● Problem to solve: In the material below, find each line holding the string "this" and copy it.

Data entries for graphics
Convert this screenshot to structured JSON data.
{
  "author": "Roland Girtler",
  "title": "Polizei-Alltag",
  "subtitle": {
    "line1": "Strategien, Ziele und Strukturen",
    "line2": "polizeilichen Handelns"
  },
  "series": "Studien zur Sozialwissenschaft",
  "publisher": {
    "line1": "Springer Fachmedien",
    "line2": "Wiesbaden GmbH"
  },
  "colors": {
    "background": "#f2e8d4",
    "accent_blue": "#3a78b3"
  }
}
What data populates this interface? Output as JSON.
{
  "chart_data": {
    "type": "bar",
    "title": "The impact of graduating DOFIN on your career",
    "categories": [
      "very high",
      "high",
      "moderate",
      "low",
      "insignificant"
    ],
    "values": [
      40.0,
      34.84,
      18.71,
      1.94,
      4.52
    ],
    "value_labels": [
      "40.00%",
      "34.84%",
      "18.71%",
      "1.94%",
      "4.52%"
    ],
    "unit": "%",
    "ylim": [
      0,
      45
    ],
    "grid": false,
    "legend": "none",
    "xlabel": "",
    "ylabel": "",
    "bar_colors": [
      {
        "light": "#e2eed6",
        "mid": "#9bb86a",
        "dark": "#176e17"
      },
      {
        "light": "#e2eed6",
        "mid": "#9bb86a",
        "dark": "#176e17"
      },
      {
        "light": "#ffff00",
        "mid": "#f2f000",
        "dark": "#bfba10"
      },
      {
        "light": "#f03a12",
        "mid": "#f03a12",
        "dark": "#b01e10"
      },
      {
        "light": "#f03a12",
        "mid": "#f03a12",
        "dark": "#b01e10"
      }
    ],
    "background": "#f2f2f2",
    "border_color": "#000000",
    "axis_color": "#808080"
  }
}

● Exercise solution:
Convert this screenshot to structured JSON data.
What data populates this interface? Output as JSON.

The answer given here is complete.